____ Exercise materials

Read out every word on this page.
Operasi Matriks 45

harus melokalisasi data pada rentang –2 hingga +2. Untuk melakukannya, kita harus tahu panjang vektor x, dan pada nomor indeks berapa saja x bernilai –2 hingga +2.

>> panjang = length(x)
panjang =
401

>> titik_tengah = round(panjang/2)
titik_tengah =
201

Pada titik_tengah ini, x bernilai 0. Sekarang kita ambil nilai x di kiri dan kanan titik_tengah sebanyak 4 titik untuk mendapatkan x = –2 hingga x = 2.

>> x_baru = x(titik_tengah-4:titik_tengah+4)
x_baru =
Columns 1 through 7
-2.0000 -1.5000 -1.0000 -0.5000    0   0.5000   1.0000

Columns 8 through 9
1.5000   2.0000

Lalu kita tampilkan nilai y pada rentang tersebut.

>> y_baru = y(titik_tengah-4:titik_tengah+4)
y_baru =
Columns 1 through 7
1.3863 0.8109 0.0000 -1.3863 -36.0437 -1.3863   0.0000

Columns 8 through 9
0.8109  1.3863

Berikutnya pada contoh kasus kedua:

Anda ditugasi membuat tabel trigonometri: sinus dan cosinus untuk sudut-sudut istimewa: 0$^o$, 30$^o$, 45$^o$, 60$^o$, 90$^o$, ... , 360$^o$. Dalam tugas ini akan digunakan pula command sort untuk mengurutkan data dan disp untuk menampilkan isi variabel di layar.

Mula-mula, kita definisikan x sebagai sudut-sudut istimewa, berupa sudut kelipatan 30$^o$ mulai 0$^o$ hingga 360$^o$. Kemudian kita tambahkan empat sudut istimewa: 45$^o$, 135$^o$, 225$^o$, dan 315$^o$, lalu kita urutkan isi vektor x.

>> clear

________

> [Required work]
Would you reproduce all the entries exactly?

> [Final result]
Read out every word on this page.
Operasi Matriks 45

harus melokalisasi data pada rentang –2 hingga +2. Untuk melakukannya, kita harus tahu panjang vektor x, dan pada nomor indeks berapa saja x bernilai –2 hingga +2.

>> panjang = length(x)
panjang =
401

>> titik_tengah = round(panjang/2)
titik_tengah =
201

Pada titik_tengah ini, x bernilai 0. Sekarang kita ambil nilai x di kiri dan kanan titik_tengah sebanyak 4 titik untuk mendapatkan x = –2 hingga x = 2.

>> x_baru = x(titik_tengah-4:titik_tengah+4)
x_baru =
Columns 1 through 7
-2.0000 -1.5000 -1.0000 -0.5000    0   0.5000   1.0000

Columns 8 through 9
1.5000   2.0000

Lalu kita tampilkan nilai y pada rentang tersebut.

>> y_baru = y(titik_tengah-4:titik_tengah+4)
y_baru =
Columns 1 through 7
1.3863 0.8109 0.0000 -1.3863 -36.0437 -1.3863   0.0000

Columns 8 through 9
0.8109  1.3863

Berikutnya pada contoh kasus kedua:

Anda ditugasi membuat tabel trigonometri: sinus dan cosinus untuk sudut-sudut istimewa: 0$^o$, 30$^o$, 45$^o$, 60$^o$, 90$^o$, ... , 360$^o$. Dalam tugas ini akan digunakan pula command sort untuk mengurutkan data dan disp untuk menampilkan isi variabel di layar.

Mula-mula, kita definisikan x sebagai sudut-sudut istimewa, berupa sudut kelipatan 30$^o$ mulai 0$^o$ hingga 360$^o$. Kemudian kita tambahkan empat sudut istimewa: 45$^o$, 135$^o$, 225$^o$, dan 315$^o$, lalu kita urutkan isi vektor x.

>> clear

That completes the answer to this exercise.